▶ **Your task**
Wherever "millers" appears in a line, list that line.

▶ **Data entries**
================================
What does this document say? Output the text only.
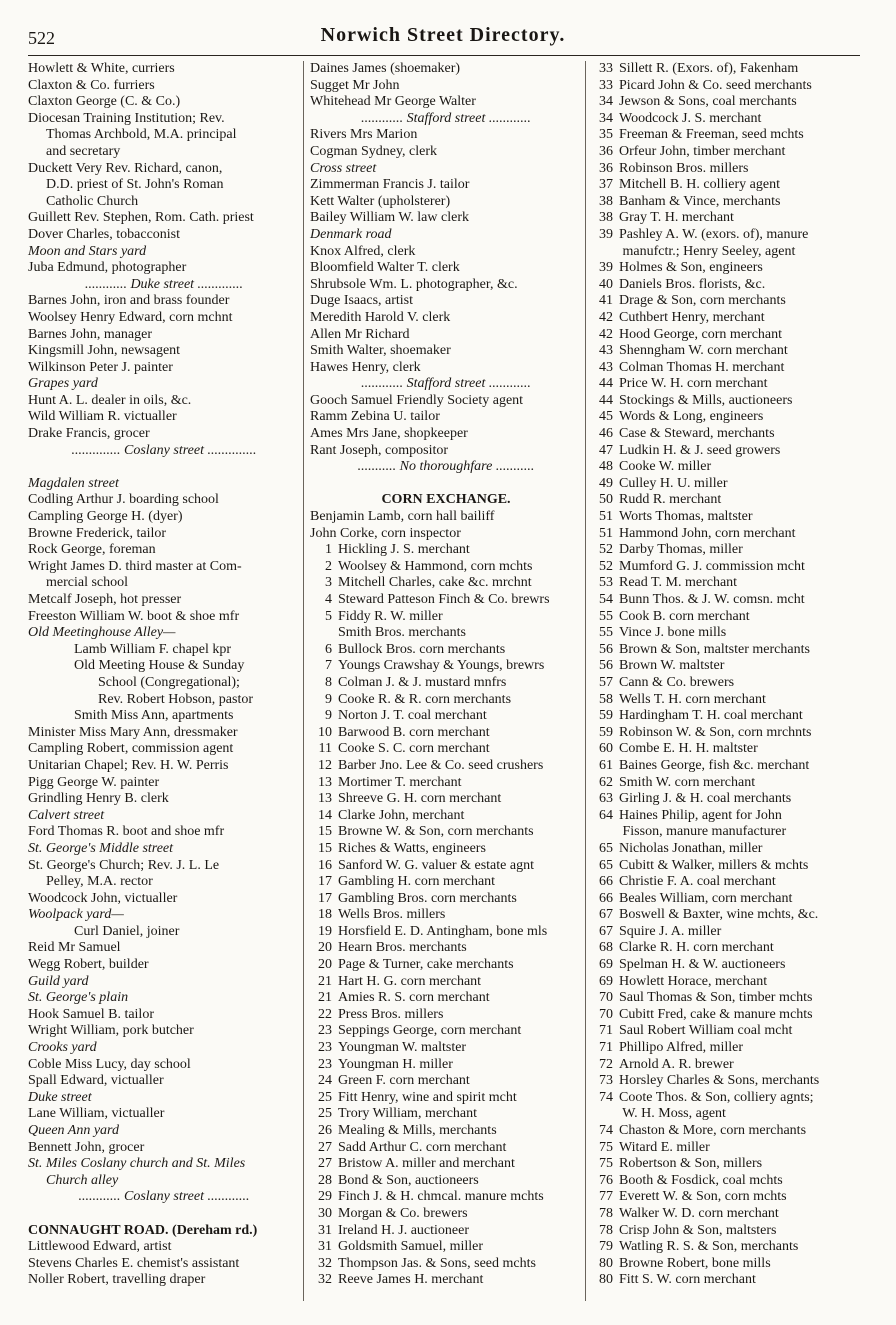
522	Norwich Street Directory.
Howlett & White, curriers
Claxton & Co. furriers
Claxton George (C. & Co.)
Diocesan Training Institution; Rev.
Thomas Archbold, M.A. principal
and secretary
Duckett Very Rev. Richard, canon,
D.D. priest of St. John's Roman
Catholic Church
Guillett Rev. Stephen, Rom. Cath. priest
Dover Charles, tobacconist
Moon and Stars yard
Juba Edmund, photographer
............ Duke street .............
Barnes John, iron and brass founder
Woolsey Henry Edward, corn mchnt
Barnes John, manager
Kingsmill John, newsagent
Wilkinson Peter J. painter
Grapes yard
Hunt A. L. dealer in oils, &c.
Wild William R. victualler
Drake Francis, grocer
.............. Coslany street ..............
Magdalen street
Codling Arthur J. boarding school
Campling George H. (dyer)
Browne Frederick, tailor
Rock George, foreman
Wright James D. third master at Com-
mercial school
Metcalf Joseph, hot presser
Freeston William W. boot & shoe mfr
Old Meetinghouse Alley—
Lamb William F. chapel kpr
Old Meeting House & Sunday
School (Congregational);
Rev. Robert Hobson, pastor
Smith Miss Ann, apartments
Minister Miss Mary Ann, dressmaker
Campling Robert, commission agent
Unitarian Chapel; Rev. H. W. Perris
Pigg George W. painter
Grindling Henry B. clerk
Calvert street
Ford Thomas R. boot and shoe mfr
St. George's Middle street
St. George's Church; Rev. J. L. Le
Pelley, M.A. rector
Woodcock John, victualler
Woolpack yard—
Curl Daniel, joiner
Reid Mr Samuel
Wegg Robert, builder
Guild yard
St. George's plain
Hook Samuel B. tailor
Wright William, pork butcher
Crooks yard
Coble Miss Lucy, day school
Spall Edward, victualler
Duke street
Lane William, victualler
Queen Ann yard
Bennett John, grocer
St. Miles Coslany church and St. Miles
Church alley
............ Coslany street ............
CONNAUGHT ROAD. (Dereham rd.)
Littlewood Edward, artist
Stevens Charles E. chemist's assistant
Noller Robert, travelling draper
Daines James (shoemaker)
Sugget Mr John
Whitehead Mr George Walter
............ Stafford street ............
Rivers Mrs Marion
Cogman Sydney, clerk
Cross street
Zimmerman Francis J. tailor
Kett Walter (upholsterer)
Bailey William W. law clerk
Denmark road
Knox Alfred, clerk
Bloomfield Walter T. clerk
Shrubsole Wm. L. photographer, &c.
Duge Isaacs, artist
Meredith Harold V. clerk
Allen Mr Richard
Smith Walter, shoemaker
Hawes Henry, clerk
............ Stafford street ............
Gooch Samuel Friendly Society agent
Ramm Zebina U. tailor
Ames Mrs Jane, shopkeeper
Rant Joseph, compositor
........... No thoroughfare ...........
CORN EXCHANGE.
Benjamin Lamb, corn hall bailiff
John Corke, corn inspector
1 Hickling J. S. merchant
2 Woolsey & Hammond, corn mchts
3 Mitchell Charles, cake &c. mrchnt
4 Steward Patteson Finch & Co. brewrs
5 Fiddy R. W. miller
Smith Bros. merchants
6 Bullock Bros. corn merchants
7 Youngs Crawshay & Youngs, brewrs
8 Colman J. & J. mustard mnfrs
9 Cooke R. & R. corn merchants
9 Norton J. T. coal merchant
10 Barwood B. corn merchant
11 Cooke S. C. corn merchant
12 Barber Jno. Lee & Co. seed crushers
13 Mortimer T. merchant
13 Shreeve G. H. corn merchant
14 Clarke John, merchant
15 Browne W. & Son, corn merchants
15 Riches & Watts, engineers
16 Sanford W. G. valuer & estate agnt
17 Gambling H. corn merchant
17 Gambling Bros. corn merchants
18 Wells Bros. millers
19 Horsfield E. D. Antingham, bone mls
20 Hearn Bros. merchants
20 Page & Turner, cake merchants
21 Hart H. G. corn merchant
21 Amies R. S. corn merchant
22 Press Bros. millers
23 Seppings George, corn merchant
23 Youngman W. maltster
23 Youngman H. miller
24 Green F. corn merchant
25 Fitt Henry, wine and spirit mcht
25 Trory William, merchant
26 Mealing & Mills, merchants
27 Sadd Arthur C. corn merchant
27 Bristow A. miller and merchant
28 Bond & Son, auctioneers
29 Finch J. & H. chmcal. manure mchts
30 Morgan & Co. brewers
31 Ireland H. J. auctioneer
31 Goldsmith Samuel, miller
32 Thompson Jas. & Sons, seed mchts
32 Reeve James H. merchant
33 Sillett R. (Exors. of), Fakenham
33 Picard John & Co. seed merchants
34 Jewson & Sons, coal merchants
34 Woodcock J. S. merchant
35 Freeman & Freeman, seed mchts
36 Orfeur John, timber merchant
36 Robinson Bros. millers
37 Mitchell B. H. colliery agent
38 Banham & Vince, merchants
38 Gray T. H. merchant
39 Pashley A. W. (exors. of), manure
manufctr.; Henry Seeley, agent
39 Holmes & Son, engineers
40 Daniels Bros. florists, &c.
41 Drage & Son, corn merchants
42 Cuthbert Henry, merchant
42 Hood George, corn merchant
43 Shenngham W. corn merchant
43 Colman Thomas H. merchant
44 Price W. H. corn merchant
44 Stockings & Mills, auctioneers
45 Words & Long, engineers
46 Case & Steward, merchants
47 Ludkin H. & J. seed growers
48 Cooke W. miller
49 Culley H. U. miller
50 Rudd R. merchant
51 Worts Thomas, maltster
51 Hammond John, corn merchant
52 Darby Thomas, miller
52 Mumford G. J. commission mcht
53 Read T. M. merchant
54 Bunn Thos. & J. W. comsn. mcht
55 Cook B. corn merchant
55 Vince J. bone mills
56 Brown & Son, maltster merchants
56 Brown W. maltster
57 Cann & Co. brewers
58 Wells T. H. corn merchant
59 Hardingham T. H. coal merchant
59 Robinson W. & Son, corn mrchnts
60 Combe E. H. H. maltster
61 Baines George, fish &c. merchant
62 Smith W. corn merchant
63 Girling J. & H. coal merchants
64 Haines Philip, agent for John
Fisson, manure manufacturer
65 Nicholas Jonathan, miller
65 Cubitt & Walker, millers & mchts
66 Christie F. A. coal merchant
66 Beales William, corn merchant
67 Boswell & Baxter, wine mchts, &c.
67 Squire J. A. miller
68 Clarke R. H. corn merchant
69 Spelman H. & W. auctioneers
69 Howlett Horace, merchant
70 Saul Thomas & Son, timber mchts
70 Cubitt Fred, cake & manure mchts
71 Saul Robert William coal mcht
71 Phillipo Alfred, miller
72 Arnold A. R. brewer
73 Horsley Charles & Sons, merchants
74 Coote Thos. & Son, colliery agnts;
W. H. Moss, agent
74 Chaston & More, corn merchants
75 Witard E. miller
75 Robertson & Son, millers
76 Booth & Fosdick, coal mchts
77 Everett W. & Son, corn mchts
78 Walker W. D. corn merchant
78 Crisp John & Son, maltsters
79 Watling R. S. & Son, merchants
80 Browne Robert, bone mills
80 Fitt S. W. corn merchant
================================
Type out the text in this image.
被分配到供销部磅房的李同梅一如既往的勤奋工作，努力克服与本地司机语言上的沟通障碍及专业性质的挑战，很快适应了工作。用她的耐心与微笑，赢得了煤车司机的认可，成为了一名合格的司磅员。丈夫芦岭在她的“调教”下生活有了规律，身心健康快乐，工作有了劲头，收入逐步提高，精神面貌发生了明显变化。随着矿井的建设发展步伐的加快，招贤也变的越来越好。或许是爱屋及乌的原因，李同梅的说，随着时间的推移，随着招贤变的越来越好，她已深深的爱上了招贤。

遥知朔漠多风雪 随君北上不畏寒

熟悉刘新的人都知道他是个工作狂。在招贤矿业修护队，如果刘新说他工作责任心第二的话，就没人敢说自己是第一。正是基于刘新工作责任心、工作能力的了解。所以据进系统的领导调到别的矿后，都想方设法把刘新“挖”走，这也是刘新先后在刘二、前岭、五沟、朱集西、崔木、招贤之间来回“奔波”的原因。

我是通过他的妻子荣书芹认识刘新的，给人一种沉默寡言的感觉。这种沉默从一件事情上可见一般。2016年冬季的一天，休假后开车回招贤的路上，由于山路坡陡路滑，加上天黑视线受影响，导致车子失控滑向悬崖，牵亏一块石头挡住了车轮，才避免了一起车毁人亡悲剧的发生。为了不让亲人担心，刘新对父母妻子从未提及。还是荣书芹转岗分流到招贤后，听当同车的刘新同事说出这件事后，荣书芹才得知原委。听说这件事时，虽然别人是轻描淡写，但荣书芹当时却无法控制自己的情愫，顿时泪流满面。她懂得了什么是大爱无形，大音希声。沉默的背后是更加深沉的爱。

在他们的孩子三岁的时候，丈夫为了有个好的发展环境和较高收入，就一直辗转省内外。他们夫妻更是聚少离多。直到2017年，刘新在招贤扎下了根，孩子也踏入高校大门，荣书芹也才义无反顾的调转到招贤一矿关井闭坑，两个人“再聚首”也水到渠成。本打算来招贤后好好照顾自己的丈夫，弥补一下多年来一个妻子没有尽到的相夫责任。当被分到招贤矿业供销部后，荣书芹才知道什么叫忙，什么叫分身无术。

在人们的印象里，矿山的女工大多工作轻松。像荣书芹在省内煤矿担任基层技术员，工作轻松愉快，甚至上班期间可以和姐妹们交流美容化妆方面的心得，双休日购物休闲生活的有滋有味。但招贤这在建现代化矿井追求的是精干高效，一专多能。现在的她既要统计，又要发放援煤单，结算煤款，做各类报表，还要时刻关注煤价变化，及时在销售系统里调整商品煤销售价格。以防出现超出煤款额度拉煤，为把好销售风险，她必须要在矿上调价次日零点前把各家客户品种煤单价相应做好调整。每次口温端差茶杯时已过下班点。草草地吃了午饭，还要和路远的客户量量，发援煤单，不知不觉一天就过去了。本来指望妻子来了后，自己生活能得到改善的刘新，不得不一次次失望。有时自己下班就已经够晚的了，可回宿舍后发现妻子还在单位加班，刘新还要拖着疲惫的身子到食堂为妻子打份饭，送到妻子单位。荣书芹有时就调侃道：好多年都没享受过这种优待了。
================================
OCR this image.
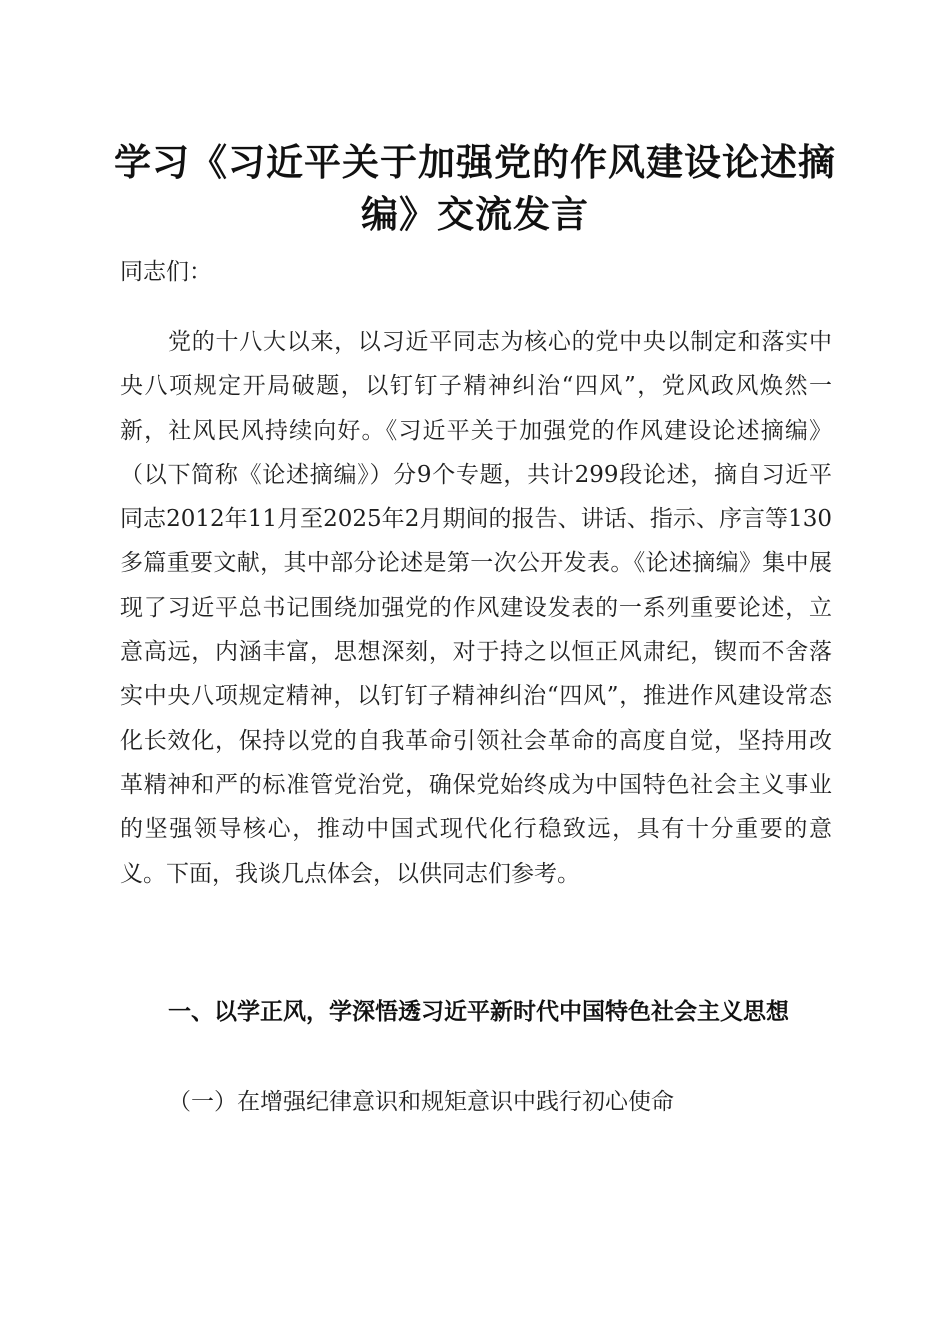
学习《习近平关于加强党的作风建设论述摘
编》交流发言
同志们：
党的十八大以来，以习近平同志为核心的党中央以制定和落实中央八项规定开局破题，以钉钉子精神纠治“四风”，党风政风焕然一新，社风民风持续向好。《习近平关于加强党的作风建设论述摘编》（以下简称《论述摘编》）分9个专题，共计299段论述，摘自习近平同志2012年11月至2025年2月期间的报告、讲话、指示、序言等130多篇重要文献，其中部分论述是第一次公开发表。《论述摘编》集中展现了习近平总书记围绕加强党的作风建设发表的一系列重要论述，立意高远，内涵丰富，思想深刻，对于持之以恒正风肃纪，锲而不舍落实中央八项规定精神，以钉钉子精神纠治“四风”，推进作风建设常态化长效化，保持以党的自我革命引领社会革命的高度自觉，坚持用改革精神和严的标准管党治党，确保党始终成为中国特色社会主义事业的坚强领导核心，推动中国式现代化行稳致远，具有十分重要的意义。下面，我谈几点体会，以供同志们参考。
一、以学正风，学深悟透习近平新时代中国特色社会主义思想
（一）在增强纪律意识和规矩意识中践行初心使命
================================
▶ **Answer to the exercise**
18 Wells Bros. millers
22 Press Bros. millers
36 Robinson Bros. millers
65 Cubitt & Walker, millers & mchts
75 Robertson & Son, millers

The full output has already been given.